#### [GIVEN PASSAGE]
* Begin *

The German Composer, Richard Wagner's Works and Life
Richard Wagner: Overview
- Born: 1813 - Leipzig, Germany
- Died: 1883 - Venice, Italy
- Historical Period: The Romantic era
- Musical Media: Opera, Orchestra, Chamber music, Keyboards, Choral
Wilhelm Richard Wagner was born in 1813 in Germany. He would go on to become one of the most influential and charismatic composers of his time and beyond. Impulsive and determined, he was able to revolutionarily affect Western musical culture in a way that would forever bear his signature one way or another. To name some of his top works, we remember:
- Der Ring des Nibelungen
- The Flying Dutchman
- Tristan und Isolde
- …and more!
After an obviously long career filled with ups and downs ranging from much-deserved critical acclaim as well as the chagrin of a debt-ridden lifestyle, the master breathed his last in 1883 in Venice, Italy. Behind his veil of greatness, lies the history of a man of modest roots and raw compositional prowess.
Richard Wagner: The Architect of a New Frontier
Wagner was carefree and negligent as a young man at the Kreuzschule, Dresden and was known for being a regular attendee at concerts. He was self-taught at the piano and increased his dramatic and artistic knowledge through the works of Schiller and Shakespeare. His over-indulgence in matters of music led to an acute impatience for academic pursuit. Wagner’s real “education” was a deep and comprehensive study of historical scores, especially that of Beethoven’s.
Wagner wrote the Symphony in C Major (1832) for the Leipzig Gewandhaus concerts and then he penned his very first operatic piece, Die Feen (1834) inspired from a tale of fantasy by Carlo Gozzi. After failing to have the opera produced, Wagner became a conductor in a theatrical troupe and fell for Wilhelmine Planer, or Minna, who would go on to be his wife in 1836. His second opera, Das Liebesverbot (1836), based on the Shakespearean work, “Measure for Measure”, met with complete disappointment.
In 1840, while in Paris, Wagner wrote Rienzi (1840), and Der fliegende Holländer (1840), also known as The Flying Dutchman, which tells the story of a cursed captain who has to sail the seas for all time. The next production of Wagner’s efforts was Tannhäuser (1945), and it achieved some level of praise and following. He was also the court opera conductor in Paris until 1849. This period included much criticism when, for example, the court authorities did not agree to stage Lohengrin (1850). This was because they were appalled by Wagner’s artistic and administrative differences from tradition. Wagner was responsible for authoring various articles focusing on revolution and was a part of 1849’s Dresden uprising, the failure of which prompted him to leave Germany. Lohengrin’s debut performance, therefore, was conducted by Franz Liszt at Weimer in 1850.

* End *

#### [LIST OF TASKS]
#1 Answer these questions using the Wagner profile:
(a) In which city and country did Wagner die?
(b) Whose tale of fantasy inspired Die Feen?
(c) Who conducted the debut performance of Lohengrin?
#2 Revise the Wagner profile starting at "The German Composer, Richard" and ending at "- …and more!", replacing "charismatic" with "magnetic".
#3 Carry the Wagner profile forward from its final sentence.
The records are separate material and do not belong to the Wagner profile.

Stored items:
* Begin *

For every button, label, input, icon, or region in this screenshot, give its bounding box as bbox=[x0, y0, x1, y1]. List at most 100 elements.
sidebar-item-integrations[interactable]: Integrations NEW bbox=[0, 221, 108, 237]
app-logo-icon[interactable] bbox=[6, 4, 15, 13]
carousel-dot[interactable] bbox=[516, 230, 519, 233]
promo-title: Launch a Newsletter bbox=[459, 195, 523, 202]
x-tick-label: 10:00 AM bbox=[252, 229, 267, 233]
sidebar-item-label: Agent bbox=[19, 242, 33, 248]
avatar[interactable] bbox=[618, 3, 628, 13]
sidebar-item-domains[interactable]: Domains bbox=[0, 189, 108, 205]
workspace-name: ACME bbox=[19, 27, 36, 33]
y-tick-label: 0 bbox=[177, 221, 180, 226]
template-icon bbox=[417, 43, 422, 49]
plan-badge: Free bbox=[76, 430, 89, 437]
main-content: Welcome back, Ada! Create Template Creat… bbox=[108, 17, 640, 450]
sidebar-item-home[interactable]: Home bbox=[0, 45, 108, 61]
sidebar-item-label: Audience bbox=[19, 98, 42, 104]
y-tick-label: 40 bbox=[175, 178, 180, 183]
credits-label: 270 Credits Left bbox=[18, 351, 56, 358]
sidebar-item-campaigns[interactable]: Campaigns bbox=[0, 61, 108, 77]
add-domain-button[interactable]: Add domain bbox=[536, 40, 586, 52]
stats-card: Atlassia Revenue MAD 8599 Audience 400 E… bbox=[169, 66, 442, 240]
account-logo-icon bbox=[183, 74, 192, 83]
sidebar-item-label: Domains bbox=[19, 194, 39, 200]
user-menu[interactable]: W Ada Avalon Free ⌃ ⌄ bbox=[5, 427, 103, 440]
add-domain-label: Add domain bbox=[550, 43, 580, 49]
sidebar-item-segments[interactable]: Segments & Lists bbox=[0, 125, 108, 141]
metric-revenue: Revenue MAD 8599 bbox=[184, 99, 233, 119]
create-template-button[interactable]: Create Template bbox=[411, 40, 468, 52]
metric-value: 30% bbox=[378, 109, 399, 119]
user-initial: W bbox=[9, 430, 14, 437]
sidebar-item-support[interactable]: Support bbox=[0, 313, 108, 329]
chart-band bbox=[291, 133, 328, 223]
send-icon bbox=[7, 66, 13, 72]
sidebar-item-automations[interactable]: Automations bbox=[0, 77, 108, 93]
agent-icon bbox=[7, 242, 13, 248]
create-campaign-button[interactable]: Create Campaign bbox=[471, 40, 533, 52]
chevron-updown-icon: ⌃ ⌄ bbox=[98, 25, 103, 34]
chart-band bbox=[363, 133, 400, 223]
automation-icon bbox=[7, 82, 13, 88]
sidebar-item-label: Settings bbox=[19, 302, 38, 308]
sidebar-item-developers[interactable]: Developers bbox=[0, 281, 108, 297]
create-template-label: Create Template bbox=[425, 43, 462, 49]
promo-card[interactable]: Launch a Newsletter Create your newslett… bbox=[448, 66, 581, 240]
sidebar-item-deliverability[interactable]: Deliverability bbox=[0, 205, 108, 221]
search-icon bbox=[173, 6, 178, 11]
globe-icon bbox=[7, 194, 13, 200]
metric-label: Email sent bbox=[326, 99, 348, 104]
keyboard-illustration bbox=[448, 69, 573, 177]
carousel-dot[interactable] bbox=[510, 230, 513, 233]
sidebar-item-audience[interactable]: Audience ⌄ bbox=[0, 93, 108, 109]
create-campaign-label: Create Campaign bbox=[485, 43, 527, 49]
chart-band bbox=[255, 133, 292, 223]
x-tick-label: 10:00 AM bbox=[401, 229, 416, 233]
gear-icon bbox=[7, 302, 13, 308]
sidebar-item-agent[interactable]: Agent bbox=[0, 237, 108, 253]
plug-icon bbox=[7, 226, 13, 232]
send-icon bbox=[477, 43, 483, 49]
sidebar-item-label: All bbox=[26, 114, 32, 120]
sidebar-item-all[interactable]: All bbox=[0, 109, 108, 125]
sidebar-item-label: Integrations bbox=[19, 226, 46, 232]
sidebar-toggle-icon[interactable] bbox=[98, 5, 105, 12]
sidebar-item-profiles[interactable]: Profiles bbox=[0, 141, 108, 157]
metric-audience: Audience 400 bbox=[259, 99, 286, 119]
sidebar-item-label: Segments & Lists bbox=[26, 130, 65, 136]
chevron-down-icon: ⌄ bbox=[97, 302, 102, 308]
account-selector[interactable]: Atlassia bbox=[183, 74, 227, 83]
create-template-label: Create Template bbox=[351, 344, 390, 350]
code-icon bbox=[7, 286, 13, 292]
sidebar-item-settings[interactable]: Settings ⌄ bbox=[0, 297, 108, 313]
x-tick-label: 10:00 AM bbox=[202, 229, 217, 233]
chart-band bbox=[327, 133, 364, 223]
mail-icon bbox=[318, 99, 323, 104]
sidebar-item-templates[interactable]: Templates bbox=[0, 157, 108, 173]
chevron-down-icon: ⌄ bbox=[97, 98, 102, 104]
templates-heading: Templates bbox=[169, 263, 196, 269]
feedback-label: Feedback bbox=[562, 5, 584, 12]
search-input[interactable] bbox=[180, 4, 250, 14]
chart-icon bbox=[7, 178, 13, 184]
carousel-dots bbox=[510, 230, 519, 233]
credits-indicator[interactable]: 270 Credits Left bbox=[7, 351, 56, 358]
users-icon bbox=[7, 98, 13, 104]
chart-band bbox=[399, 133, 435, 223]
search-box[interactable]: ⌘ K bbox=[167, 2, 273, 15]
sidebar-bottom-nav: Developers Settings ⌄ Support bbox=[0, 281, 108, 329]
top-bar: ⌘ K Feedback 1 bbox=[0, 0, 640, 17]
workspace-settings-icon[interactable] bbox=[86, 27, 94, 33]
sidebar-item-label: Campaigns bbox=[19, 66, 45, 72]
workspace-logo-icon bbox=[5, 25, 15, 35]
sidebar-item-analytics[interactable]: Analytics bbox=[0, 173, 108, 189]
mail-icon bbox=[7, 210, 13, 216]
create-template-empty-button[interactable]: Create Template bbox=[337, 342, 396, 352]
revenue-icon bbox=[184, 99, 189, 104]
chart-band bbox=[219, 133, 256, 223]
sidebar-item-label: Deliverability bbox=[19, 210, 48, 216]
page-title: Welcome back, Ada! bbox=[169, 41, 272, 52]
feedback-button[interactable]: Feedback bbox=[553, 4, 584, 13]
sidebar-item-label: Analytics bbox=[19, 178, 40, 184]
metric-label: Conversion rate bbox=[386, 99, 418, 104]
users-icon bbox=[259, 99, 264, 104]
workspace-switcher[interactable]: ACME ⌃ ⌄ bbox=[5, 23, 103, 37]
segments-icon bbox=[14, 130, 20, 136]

* End *

#### [TASK-BY-TASK RESULTS]
#1
(a) Venice, Italy
(b) Carlo Gozzi's
(c) Franz Liszt

#2
The German Composer, Richard Wagner's Works and Life
Richard Wagner: Overview
- Born: 1813 - Leipzig, Germany
- Died: 1883 - Venice, Italy
- Historical Period: The Romantic era
- Musical Media: Opera, Orchestra, Chamber music, Keyboards, Choral
Wilhelm Richard Wagner was born in 1813 in Germany. He would go on to become one of the most influential and magnetic composers of his time and beyond. Impulsive and determined, he was able to revolutionarily affect Western musical culture in a way that would forever bear his signature one way or another. To name some of his top works, we remember:
- Der Ring des Nibelungen
- The Flying Dutchman
- Tristan und Isolde
- …and more!

#3
Wagner settled and remained in Switzerland until the year 1858, and spent his years conducting and composing, even directing 1855’s London Philharmonic concerts. During this period, the now-aging master went through Norse myths in detail, the result of which was the opera Siegfrieds Tod (1848). These were followed by the likes of Das Kunstwerk der Zukunft (1850), Die Kunst und die Revolution (1849), Oper und Drama (1851) and Eine Mitteilung an meine Freunde (1851). In 1852, Siegfrieds Tod, along with three other pieces, came to be known as Der Ring des Nibelungen (1876). The other music dramas were Das Rheingold, Die Walküre and Der junge Siegfried.
Wagner wrote the tragic Tristan und Isolde (1859), the stimuli of which, apart from his newfound ideal, was his love for Mathilde Wesendonk, a married woman. Consequently, Wagner and his wife, Minna, separated.
In 1861, the master composer turned over a new leaf, receiving an amnesty from Germany. Traveling to Vienna, he was finally able to witness Lohengrin’s performance for the first time in his life. During this time, he started writing a comic opera, Die Meistersinger von Nürnberg (1862). His debt-related issues resurfaced and in addition to it, he became involved in an affair with Cosima, who was Liszt’s daughter, and musical conductor Hans von Bülow’s wife. The lovers had three children before Cosima divorced her husband to marry Wagner. This was a highly volatile time for the composer and he left Munich in 1865, to eventually settle in Venice.
The compositions following this include Parsifal (1882) and his own autobiography, “Mein Leben” (1865). After his passing from heart complications, his body was placed in a tomb at his home, Wahnfried.
It has been said that Wagner was strictly anti-Semitic, and this may be reflected in the fact that the Nazis themselves used him and his work as a mascot of their regime. This was, of course, decades after Wagner had died. On the brighter side, Wagner, along with Beethoven, carved out a very special place for himself in history and just like the former, he became an inspiration for many eminent prodigies, such as Strauss, Schoenberg, and Mahler.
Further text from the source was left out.